WRITTEN INSTRUCTION: Output the records. Match them exactly.

>> begin GIVEN RECORDS

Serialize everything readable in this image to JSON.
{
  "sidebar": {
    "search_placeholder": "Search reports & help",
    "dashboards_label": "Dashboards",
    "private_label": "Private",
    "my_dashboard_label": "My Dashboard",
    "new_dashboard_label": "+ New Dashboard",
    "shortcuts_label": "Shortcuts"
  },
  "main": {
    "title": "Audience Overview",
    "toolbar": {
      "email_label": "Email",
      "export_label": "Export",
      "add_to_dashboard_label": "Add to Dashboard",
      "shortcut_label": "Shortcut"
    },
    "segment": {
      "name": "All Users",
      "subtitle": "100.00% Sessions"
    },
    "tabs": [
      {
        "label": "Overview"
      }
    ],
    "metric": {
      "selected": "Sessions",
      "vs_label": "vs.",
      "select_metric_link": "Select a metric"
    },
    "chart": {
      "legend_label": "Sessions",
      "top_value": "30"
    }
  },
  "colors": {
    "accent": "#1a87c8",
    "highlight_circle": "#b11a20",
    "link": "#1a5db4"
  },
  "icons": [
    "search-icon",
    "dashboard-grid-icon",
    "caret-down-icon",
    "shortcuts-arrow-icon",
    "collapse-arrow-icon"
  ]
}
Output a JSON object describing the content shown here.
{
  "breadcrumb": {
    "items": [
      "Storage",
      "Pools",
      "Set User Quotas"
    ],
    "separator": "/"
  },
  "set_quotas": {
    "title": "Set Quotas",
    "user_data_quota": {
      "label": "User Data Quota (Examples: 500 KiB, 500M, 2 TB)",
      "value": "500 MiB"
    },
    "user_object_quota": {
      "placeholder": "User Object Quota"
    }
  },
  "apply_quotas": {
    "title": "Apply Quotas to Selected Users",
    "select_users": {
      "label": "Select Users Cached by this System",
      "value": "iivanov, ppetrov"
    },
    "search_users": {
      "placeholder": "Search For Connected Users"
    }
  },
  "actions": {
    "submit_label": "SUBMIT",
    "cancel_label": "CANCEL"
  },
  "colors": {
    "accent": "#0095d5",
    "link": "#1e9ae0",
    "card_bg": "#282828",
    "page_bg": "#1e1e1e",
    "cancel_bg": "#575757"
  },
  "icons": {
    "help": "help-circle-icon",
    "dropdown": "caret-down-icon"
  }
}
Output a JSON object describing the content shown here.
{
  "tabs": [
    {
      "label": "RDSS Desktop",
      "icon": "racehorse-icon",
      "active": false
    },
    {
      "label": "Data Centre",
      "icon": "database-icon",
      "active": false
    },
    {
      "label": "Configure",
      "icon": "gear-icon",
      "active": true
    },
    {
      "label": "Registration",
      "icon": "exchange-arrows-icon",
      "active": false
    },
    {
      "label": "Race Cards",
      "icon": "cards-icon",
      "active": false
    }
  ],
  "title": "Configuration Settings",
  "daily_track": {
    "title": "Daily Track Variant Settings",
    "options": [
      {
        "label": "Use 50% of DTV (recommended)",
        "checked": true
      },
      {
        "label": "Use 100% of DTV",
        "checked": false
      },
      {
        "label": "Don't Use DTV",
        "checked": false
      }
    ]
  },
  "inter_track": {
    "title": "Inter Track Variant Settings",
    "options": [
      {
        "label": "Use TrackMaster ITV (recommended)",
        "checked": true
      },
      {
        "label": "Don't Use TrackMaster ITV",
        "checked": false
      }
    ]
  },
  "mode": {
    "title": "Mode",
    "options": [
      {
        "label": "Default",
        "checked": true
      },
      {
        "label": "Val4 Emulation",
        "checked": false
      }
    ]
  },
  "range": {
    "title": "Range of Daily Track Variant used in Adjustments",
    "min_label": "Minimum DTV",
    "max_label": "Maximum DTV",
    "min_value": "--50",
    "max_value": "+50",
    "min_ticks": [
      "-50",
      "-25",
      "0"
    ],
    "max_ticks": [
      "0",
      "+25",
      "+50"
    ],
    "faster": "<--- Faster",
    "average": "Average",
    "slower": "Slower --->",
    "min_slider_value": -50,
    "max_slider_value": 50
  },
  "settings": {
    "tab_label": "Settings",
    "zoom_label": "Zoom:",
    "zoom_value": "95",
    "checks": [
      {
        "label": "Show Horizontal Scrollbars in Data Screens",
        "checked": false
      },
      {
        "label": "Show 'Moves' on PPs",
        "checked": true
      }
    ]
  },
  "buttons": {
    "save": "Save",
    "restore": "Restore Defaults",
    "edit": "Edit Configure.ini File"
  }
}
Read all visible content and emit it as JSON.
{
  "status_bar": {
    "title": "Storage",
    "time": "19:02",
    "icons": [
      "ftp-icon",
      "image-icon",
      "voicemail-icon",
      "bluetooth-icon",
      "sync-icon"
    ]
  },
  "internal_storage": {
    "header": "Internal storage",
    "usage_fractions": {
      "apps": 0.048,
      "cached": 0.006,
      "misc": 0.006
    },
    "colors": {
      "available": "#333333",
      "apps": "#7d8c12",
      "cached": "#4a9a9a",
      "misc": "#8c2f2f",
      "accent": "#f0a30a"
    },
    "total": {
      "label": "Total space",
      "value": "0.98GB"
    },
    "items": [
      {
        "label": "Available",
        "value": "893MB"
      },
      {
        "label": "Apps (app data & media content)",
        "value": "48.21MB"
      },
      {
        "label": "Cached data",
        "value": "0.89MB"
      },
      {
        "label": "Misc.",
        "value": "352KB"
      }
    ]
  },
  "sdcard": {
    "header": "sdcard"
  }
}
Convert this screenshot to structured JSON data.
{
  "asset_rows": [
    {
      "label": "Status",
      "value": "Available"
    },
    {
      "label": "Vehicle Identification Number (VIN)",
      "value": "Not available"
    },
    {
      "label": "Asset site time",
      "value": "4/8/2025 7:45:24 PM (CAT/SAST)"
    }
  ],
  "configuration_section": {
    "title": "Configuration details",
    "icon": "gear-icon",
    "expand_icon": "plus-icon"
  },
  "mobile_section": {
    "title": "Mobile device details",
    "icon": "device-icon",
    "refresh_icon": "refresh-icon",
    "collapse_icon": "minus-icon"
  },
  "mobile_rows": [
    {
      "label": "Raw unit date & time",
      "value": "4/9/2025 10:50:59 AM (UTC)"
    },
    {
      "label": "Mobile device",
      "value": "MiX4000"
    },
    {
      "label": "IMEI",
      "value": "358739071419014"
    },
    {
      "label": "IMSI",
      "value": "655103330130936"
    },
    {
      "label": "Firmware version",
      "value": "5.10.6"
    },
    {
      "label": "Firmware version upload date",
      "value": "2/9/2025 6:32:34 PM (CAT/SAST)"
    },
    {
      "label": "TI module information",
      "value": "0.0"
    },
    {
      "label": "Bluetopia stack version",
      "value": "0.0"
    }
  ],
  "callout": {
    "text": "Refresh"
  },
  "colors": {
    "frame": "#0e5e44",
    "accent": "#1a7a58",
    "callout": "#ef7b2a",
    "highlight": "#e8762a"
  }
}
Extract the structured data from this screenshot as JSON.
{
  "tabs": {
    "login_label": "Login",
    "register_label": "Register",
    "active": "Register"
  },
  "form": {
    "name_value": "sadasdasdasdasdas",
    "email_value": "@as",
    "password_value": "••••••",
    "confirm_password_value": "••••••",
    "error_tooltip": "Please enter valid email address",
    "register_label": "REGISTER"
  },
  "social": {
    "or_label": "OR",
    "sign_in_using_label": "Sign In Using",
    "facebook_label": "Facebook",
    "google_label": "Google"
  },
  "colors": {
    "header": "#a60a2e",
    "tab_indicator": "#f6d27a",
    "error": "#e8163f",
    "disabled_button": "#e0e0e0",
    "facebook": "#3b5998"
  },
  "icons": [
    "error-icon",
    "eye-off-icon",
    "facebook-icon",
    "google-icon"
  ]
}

>> end GIVEN RECORDS

CORRECT OUTPUT:
Serialize everything readable in this image to JSON.
{
  "sidebar": {
    "search_placeholder": "Search reports & help",
    "dashboards_label": "Dashboards",
    "private_label": "Private",
    "my_dashboard_label": "My Dashboard",
    "new_dashboard_label": "+ New Dashboard",
    "shortcuts_label": "Shortcuts"
  },
  "main": {
    "title": "Audience Overview",
    "toolbar": {
      "email_label": "Email",
      "export_label": "Export",
      "add_to_dashboard_label": "Add to Dashboard",
      "shortcut_label": "Shortcut"
    },
    "segment": {
      "name": "All Users",
      "subtitle": "100.00% Sessions"
    },
    "tabs": [
      {
        "label": "Overview"
      }
    ],
    "metric": {
      "selected": "Sessions",
      "vs_label": "vs.",
      "select_metric_link": "Select a metric"
    },
    "chart": {
      "legend_label": "Sessions",
      "top_value": "30"
    }
  },
  "colors": {
    "accent": "#1a87c8",
    "highlight_circle": "#b11a20",
    "link": "#1a5db4"
  },
  "icons": [
    "search-icon",
    "dashboard-grid-icon",
    "caret-down-icon",
    "shortcuts-arrow-icon",
    "collapse-arrow-icon"
  ]
}
Output a JSON object describing the content shown here.
{
  "breadcrumb": {
    "items": [
      "Storage",
      "Pools",
      "Set User Quotas"
    ],
    "separator": "/"
  },
  "set_quotas": {
    "title": "Set Quotas",
    "user_data_quota": {
      "label": "User Data Quota (Examples: 500 KiB, 500M, 2 TB)",
      "value": "500 MiB"
    },
    "user_object_quota": {
      "placeholder": "User Object Quota"
    }
  },
  "apply_quotas": {
    "title": "Apply Quotas to Selected Users",
    "select_users": {
      "label": "Select Users Cached by this System",
      "value": "iivanov, ppetrov"
    },
    "search_users": {
      "placeholder": "Search For Connected Users"
    }
  },
  "actions": {
    "submit_label": "SUBMIT",
    "cancel_label": "CANCEL"
  },
  "colors": {
    "accent": "#0095d5",
    "link": "#1e9ae0",
    "card_bg": "#282828",
    "page_bg": "#1e1e1e",
    "cancel_bg": "#575757"
  },
  "icons": {
    "help": "help-circle-icon",
    "dropdown": "caret-down-icon"
  }
}
Output a JSON object describing the content shown here.
{
  "tabs": [
    {
      "label": "RDSS Desktop",
      "icon": "racehorse-icon",
      "active": false
    },
    {
      "label": "Data Centre",
      "icon": "database-icon",
      "active": false
    },
    {
      "label": "Configure",
      "icon": "gear-icon",
      "active": true
    },
    {
      "label": "Registration",
      "icon": "exchange-arrows-icon",
      "active": false
    },
    {
      "label": "Race Cards",
      "icon": "cards-icon",
      "active": false
    }
  ],
  "title": "Configuration Settings",
  "daily_track": {
    "title": "Daily Track Variant Settings",
    "options": [
      {
        "label": "Use 50% of DTV (recommended)",
        "checked": true
      },
      {
        "label": "Use 100% of DTV",
        "checked": false
      },
      {
        "label": "Don't Use DTV",
        "checked": false
      }
    ]
  },
  "inter_track": {
    "title": "Inter Track Variant Settings",
    "options": [
      {
        "label": "Use TrackMaster ITV (recommended)",
        "checked": true
      },
      {
        "label": "Don't Use TrackMaster ITV",
        "checked": false
      }
    ]
  },
  "mode": {
    "title": "Mode",
    "options": [
      {
        "label": "Default",
        "checked": true
      },
      {
        "label": "Val4 Emulation",
        "checked": false
      }
    ]
  },
  "range": {
    "title": "Range of Daily Track Variant used in Adjustments",
    "min_label": "Minimum DTV",
    "max_label": "Maximum DTV",
    "min_value": "--50",
    "max_value": "+50",
    "min_ticks": [
      "-50",
      "-25",
      "0"
    ],
    "max_ticks": [
      "0",
      "+25",
      "+50"
    ],
    "faster": "<--- Faster",
    "average": "Average",
    "slower": "Slower --->",
    "min_slider_value": -50,
    "max_slider_value": 50
  },
  "settings": {
    "tab_label": "Settings",
    "zoom_label": "Zoom:",
    "zoom_value": "95",
    "checks": [
      {
        "label": "Show Horizontal Scrollbars in Data Screens",
        "checked": false
      },
      {
        "label": "Show 'Moves' on PPs",
        "checked": true
      }
    ]
  },
  "buttons": {
    "save": "Save",
    "restore": "Restore Defaults",
    "edit": "Edit Configure.ini File"
  }
}
Read all visible content and emit it as JSON.
{
  "status_bar": {
    "title": "Storage",
    "time": "19:02",
    "icons": [
      "ftp-icon",
      "image-icon",
      "voicemail-icon",
      "bluetooth-icon",
      "sync-icon"
    ]
  },
  "internal_storage": {
    "header": "Internal storage",
    "usage_fractions": {
      "apps": 0.048,
      "cached": 0.006,
      "misc": 0.006
    },
    "colors": {
      "available": "#333333",
      "apps": "#7d8c12",
      "cached": "#4a9a9a",
      "misc": "#8c2f2f",
      "accent": "#f0a30a"
    },
    "total": {
      "label": "Total space",
      "value": "0.98GB"
    },
    "items": [
      {
        "label": "Available",
        "value": "893MB"
      },
      {
        "label": "Apps (app data & media content)",
        "value": "48.21MB"
      },
      {
        "label": "Cached data",
        "value": "0.89MB"
      },
      {
        "label": "Misc.",
        "value": "352KB"
      }
    ]
  },
  "sdcard": {
    "header": "sdcard"
  }
}
Convert this screenshot to structured JSON data.
{
  "asset_rows": [
    {
      "label": "Status",
      "value": "Available"
    },
    {
      "label": "Vehicle Identification Number (VIN)",
      "value": "Not available"
    },
    {
      "label": "Asset site time",
      "value": "4/8/2025 7:45:24 PM (CAT/SAST)"
    }
  ],
  "configuration_section": {
    "title": "Configuration details",
    "icon": "gear-icon",
    "expand_icon": "plus-icon"
  },
  "mobile_section": {
    "title": "Mobile device details",
    "icon": "device-icon",
    "refresh_icon": "refresh-icon",
    "collapse_icon": "minus-icon"
  },
  "mobile_rows": [
    {
      "label": "Raw unit date & time",
      "value": "4/9/2025 10:50:59 AM (UTC)"
    },
    {
      "label": "Mobile device",
      "value": "MiX4000"
    },
    {
      "label": "IMEI",
      "value": "358739071419014"
    },
    {
      "label": "IMSI",
      "value": "655103330130936"
    },
    {
      "label": "Firmware version",
      "value": "5.10.6"
    },
    {
      "label": "Firmware version upload date",
      "value": "2/9/2025 6:32:34 PM (CAT/SAST)"
    },
    {
      "label": "TI module information",
      "value": "0.0"
    },
    {
      "label": "Bluetopia stack version",
      "value": "0.0"
    }
  ],
  "callout": {
    "text": "Refresh"
  },
  "colors": {
    "frame": "#0e5e44",
    "accent": "#1a7a58",
    "callout": "#ef7b2a",
    "highlight": "#e8762a"
  }
}
Extract the structured data from this screenshot as JSON.
{
  "tabs": {
    "login_label": "Login",
    "register_label": "Register",
    "active": "Register"
  },
  "form": {
    "name_value": "sadasdasdasdasdas",
    "email_value": "@as",
    "password_value": "••••••",
    "confirm_password_value": "••••••",
    "error_tooltip": "Please enter valid email address",
    "register_label": "REGISTER"
  },
  "social": {
    "or_label": "OR",
    "sign_in_using_label": "Sign In Using",
    "facebook_label": "Facebook",
    "google_label": "Google"
  },
  "colors": {
    "header": "#a60a2e",
    "tab_indicator": "#f6d27a",
    "error": "#e8163f",
    "disabled_button": "#e0e0e0",
    "facebook": "#3b5998"
  },
  "icons": [
    "error-icon",
    "eye-off-icon",
    "facebook-icon",
    "google-icon"
  ]
}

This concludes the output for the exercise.